----- EXTRACTED INFORMATION

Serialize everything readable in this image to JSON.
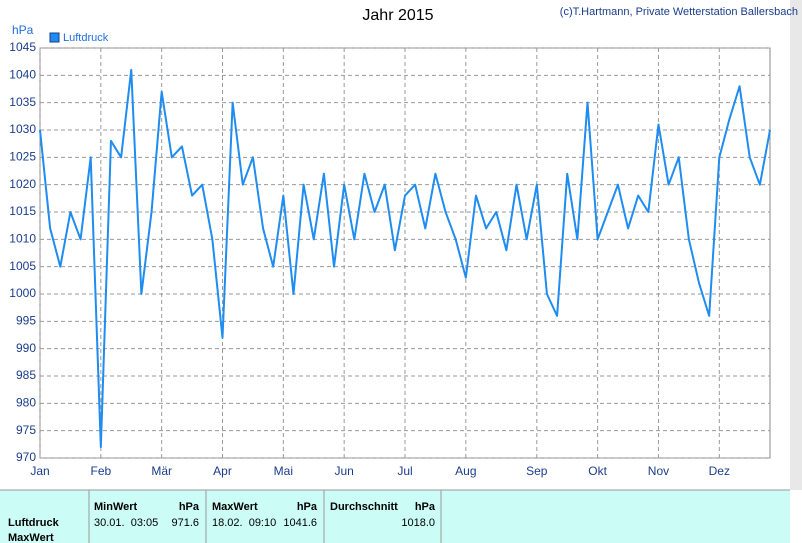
{
  "chart_data": {
    "type": "line",
    "title": "Jahr 2015",
    "credit": "(c)T.Hartmann, Private Wetterstation Ballersbach",
    "y_label": "hPa",
    "categories": [
      "Jan",
      null,
      null,
      null,
      null,
      null,
      "Feb",
      null,
      null,
      null,
      null,
      null,
      "Mär",
      null,
      null,
      null,
      null,
      null,
      "Apr",
      null,
      null,
      null,
      null,
      null,
      "Mai",
      null,
      null,
      null,
      null,
      null,
      "Jun",
      null,
      null,
      null,
      null,
      null,
      "Jul",
      null,
      null,
      null,
      null,
      null,
      "Aug",
      null,
      null,
      null,
      null,
      null,
      null,
      "Sep",
      null,
      null,
      null,
      null,
      null,
      "Okt",
      null,
      null,
      null,
      null,
      null,
      "Nov",
      null,
      null,
      null,
      null,
      null,
      "Dez",
      null,
      null,
      null,
      null,
      null
    ],
    "series": [
      {
        "name": "Luftdruck",
        "color": "#1e8cf0",
        "values": [
          1030,
          1012,
          1005,
          1015,
          1010,
          1025,
          972,
          1028,
          1025,
          1041,
          1000,
          1015,
          1037,
          1025,
          1027,
          1018,
          1020,
          1010,
          992,
          1035,
          1020,
          1025,
          1012,
          1005,
          1018,
          1000,
          1020,
          1010,
          1022,
          1005,
          1020,
          1010,
          1022,
          1015,
          1020,
          1008,
          1018,
          1020,
          1012,
          1022,
          1015,
          1010,
          1003,
          1018,
          1012,
          1015,
          1008,
          1020,
          1010,
          1020,
          1000,
          996,
          1022,
          1010,
          1035,
          1010,
          1015,
          1020,
          1012,
          1018,
          1015,
          1031,
          1020,
          1025,
          1010,
          1002,
          996,
          1025,
          1032,
          1038,
          1025,
          1020,
          1030
        ]
      }
    ],
    "ylim": [
      970,
      1045
    ],
    "yticks": [
      970,
      975,
      980,
      985,
      990,
      995,
      1000,
      1005,
      1010,
      1015,
      1020,
      1025,
      1030,
      1035,
      1040,
      1045
    ],
    "grid": true
  },
  "table": {
    "header": [
      "MinWert",
      "hPa",
      "MaxWert",
      "hPa",
      "Durchschnitt",
      "hPa"
    ],
    "rows": [
      [
        "Luftdruck",
        "30.01.  03:05",
        "971.6",
        "18.02.  09:10",
        "1041.6",
        "1018.0"
      ],
      [
        "MaxWert"
      ]
    ]
  }
}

----------

**WHAT IS ASKED:** Print each line of the material above exactly, with the pictures removed from your copy.

**RESULT:**
Serialize everything readable in this image to JSON.
{
  "chart_data": {
    "type": "line",
    "title": "Jahr 2015",
    "credit": "(c)T.Hartmann, Private Wetterstation Ballersbach",
    "y_label": "hPa",
    "categories": [
      "Jan",
      null,
      null,
      null,
      null,
      null,
      "Feb",
      null,
      null,
      null,
      null,
      null,
      "Mär",
      null,
      null,
      null,
      null,
      null,
      "Apr",
      null,
      null,
      null,
      null,
      null,
      "Mai",
      null,
      null,
      null,
      null,
      null,
      "Jun",
      null,
      null,
      null,
      null,
      null,
      "Jul",
      null,
      null,
      null,
      null,
      null,
      "Aug",
      null,
      null,
      null,
      null,
      null,
      null,
      "Sep",
      null,
      null,
      null,
      null,
      null,
      "Okt",
      null,
      null,
      null,
      null,
      null,
      "Nov",
      null,
      null,
      null,
      null,
      null,
      "Dez",
      null,
      null,
      null,
      null,
      null
    ],
    "series": [
      {
        "name": "Luftdruck",
        "color": "#1e8cf0",
        "values": [
          1030,
          1012,
          1005,
          1015,
          1010,
          1025,
          972,
          1028,
          1025,
          1041,
          1000,
          1015,
          1037,
          1025,
          1027,
          1018,
          1020,
          1010,
          992,
          1035,
          1020,
          1025,
          1012,
          1005,
          1018,
          1000,
          1020,
          1010,
          1022,
          1005,
          1020,
          1010,
          1022,
          1015,
          1020,
          1008,
          1018,
          1020,
          1012,
          1022,
          1015,
          1010,
          1003,
          1018,
          1012,
          1015,
          1008,
          1020,
          1010,
          1020,
          1000,
          996,
          1022,
          1010,
          1035,
          1010,
          1015,
          1020,
          1012,
          1018,
          1015,
          1031,
          1020,
          1025,
          1010,
          1002,
          996,
          1025,
          1032,
          1038,
          1025,
          1020,
          1030
        ]
      }
    ],
    "ylim": [
      970,
      1045
    ],
    "yticks": [
      970,
      975,
      980,
      985,
      990,
      995,
      1000,
      1005,
      1010,
      1015,
      1020,
      1025,
      1030,
      1035,
      1040,
      1045
    ],
    "grid": true
  },
  "table": {
    "header": [
      "MinWert",
      "hPa",
      "MaxWert",
      "hPa",
      "Durchschnitt",
      "hPa"
    ],
    "rows": [
      [
        "Luftdruck",
        "30.01.  03:05",
        "971.6",
        "18.02.  09:10",
        "1041.6",
        "1018.0"
      ],
      [
        "MaxWert"
      ]
    ]
  }
}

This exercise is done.